___ Task input ___

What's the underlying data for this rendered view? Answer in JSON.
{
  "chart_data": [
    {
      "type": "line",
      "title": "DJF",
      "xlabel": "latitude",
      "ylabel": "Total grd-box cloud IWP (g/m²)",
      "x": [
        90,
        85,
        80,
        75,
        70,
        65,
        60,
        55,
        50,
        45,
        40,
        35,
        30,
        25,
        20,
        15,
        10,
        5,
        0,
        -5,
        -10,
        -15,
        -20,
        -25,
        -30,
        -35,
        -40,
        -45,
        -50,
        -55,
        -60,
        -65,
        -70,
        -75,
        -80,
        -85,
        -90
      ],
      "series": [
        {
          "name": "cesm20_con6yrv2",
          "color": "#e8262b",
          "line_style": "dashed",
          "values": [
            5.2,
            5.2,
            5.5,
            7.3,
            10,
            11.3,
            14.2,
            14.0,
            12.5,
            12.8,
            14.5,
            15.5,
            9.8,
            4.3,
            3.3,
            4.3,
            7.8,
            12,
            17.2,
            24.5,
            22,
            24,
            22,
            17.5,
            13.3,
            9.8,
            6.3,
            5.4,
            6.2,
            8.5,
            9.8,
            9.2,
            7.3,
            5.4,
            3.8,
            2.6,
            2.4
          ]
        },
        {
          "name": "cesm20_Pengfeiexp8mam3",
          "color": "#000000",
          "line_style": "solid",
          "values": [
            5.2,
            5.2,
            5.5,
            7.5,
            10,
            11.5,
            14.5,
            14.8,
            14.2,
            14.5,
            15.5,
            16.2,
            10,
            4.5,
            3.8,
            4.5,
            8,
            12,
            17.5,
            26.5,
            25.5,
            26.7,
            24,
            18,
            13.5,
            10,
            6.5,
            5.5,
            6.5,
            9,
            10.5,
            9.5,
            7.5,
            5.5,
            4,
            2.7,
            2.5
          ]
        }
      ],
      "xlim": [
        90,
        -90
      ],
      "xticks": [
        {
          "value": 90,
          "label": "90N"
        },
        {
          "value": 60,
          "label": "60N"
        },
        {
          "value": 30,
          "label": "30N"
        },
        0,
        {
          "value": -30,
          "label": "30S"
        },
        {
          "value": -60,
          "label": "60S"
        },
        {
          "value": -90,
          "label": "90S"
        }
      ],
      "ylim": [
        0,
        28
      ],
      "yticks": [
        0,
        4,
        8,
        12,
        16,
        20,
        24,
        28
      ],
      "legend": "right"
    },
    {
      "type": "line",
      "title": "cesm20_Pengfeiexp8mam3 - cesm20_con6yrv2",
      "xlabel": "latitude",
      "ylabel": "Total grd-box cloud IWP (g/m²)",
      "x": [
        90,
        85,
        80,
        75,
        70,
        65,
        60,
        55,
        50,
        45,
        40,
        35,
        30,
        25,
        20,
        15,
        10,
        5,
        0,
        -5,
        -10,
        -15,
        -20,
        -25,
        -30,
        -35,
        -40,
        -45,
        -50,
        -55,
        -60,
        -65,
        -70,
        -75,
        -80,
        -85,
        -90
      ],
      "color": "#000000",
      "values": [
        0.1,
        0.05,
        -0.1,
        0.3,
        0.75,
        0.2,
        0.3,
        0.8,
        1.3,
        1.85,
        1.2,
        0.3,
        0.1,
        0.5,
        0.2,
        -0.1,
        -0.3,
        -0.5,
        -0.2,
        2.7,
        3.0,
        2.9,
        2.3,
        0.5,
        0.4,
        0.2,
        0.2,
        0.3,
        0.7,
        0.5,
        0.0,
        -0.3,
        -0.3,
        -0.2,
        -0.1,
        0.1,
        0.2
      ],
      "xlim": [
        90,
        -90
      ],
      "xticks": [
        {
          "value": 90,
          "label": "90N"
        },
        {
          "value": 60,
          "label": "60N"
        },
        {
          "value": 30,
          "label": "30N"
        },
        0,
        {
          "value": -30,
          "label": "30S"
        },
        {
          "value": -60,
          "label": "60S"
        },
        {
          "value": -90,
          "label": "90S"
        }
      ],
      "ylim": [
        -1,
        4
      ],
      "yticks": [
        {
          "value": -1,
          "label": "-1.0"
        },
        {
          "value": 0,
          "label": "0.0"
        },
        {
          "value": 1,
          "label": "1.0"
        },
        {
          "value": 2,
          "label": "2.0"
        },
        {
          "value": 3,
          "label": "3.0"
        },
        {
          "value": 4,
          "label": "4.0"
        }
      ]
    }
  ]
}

___

Each entry above needs to be retyped exactly.

## The result
What's the underlying data for this rendered view? Answer in JSON.
{
  "chart_data": [
    {
      "type": "line",
      "title": "DJF",
      "xlabel": "latitude",
      "ylabel": "Total grd-box cloud IWP (g/m²)",
      "x": [
        90,
        85,
        80,
        75,
        70,
        65,
        60,
        55,
        50,
        45,
        40,
        35,
        30,
        25,
        20,
        15,
        10,
        5,
        0,
        -5,
        -10,
        -15,
        -20,
        -25,
        -30,
        -35,
        -40,
        -45,
        -50,
        -55,
        -60,
        -65,
        -70,
        -75,
        -80,
        -85,
        -90
      ],
      "series": [
        {
          "name": "cesm20_con6yrv2",
          "color": "#e8262b",
          "line_style": "dashed",
          "values": [
            5.2,
            5.2,
            5.5,
            7.3,
            10,
            11.3,
            14.2,
            14.0,
            12.5,
            12.8,
            14.5,
            15.5,
            9.8,
            4.3,
            3.3,
            4.3,
            7.8,
            12,
            17.2,
            24.5,
            22,
            24,
            22,
            17.5,
            13.3,
            9.8,
            6.3,
            5.4,
            6.2,
            8.5,
            9.8,
            9.2,
            7.3,
            5.4,
            3.8,
            2.6,
            2.4
          ]
        },
        {
          "name": "cesm20_Pengfeiexp8mam3",
          "color": "#000000",
          "line_style": "solid",
          "values": [
            5.2,
            5.2,
            5.5,
            7.5,
            10,
            11.5,
            14.5,
            14.8,
            14.2,
            14.5,
            15.5,
            16.2,
            10,
            4.5,
            3.8,
            4.5,
            8,
            12,
            17.5,
            26.5,
            25.5,
            26.7,
            24,
            18,
            13.5,
            10,
            6.5,
            5.5,
            6.5,
            9,
            10.5,
            9.5,
            7.5,
            5.5,
            4,
            2.7,
            2.5
          ]
        }
      ],
      "xlim": [
        90,
        -90
      ],
      "xticks": [
        {
          "value": 90,
          "label": "90N"
        },
        {
          "value": 60,
          "label": "60N"
        },
        {
          "value": 30,
          "label": "30N"
        },
        0,
        {
          "value": -30,
          "label": "30S"
        },
        {
          "value": -60,
          "label": "60S"
        },
        {
          "value": -90,
          "label": "90S"
        }
      ],
      "ylim": [
        0,
        28
      ],
      "yticks": [
        0,
        4,
        8,
        12,
        16,
        20,
        24,
        28
      ],
      "legend": "right"
    },
    {
      "type": "line",
      "title": "cesm20_Pengfeiexp8mam3 - cesm20_con6yrv2",
      "xlabel": "latitude",
      "ylabel": "Total grd-box cloud IWP (g/m²)",
      "x": [
        90,
        85,
        80,
        75,
        70,
        65,
        60,
        55,
        50,
        45,
        40,
        35,
        30,
        25,
        20,
        15,
        10,
        5,
        0,
        -5,
        -10,
        -15,
        -20,
        -25,
        -30,
        -35,
        -40,
        -45,
        -50,
        -55,
        -60,
        -65,
        -70,
        -75,
        -80,
        -85,
        -90
      ],
      "color": "#000000",
      "values": [
        0.1,
        0.05,
        -0.1,
        0.3,
        0.75,
        0.2,
        0.3,
        0.8,
        1.3,
        1.85,
        1.2,
        0.3,
        0.1,
        0.5,
        0.2,
        -0.1,
        -0.3,
        -0.5,
        -0.2,
        2.7,
        3.0,
        2.9,
        2.3,
        0.5,
        0.4,
        0.2,
        0.2,
        0.3,
        0.7,
        0.5,
        0.0,
        -0.3,
        -0.3,
        -0.2,
        -0.1,
        0.1,
        0.2
      ],
      "xlim": [
        90,
        -90
      ],
      "xticks": [
        {
          "value": 90,
          "label": "90N"
        },
        {
          "value": 60,
          "label": "60N"
        },
        {
          "value": 30,
          "label": "30N"
        },
        0,
        {
          "value": -30,
          "label": "30S"
        },
        {
          "value": -60,
          "label": "60S"
        },
        {
          "value": -90,
          "label": "90S"
        }
      ],
      "ylim": [
        -1,
        4
      ],
      "yticks": [
        {
          "value": -1,
          "label": "-1.0"
        },
        {
          "value": 0,
          "label": "0.0"
        },
        {
          "value": 1,
          "label": "1.0"
        },
        {
          "value": 2,
          "label": "2.0"
        },
        {
          "value": 3,
          "label": "3.0"
        },
        {
          "value": 4,
          "label": "4.0"
        }
      ]
    }
  ]
}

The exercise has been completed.